-- Start --
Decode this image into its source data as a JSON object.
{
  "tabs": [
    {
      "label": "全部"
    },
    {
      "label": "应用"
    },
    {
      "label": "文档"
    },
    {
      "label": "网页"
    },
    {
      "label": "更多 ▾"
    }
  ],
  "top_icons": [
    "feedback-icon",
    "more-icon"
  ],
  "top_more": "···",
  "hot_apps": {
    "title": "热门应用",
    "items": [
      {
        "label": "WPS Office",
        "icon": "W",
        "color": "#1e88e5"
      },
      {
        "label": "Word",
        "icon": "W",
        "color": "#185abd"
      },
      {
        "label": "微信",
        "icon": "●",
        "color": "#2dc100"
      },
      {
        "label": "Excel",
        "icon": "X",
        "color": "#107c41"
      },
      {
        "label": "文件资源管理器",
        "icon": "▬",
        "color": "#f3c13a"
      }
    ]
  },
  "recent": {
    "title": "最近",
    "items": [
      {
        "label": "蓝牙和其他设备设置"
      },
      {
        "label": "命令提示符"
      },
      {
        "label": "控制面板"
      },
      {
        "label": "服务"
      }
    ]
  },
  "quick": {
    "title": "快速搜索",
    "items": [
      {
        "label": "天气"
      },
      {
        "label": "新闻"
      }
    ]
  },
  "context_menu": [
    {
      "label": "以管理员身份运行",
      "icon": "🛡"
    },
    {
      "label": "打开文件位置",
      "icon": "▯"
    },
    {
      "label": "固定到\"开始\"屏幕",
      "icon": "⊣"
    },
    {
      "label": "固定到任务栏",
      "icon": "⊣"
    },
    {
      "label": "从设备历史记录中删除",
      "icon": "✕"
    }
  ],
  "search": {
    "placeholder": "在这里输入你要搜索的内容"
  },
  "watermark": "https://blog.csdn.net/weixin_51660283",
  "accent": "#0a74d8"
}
-- End --
■ Written request:
State the number of lines above that hold the string "color", with nothing added.

■ Answer to the problem:
5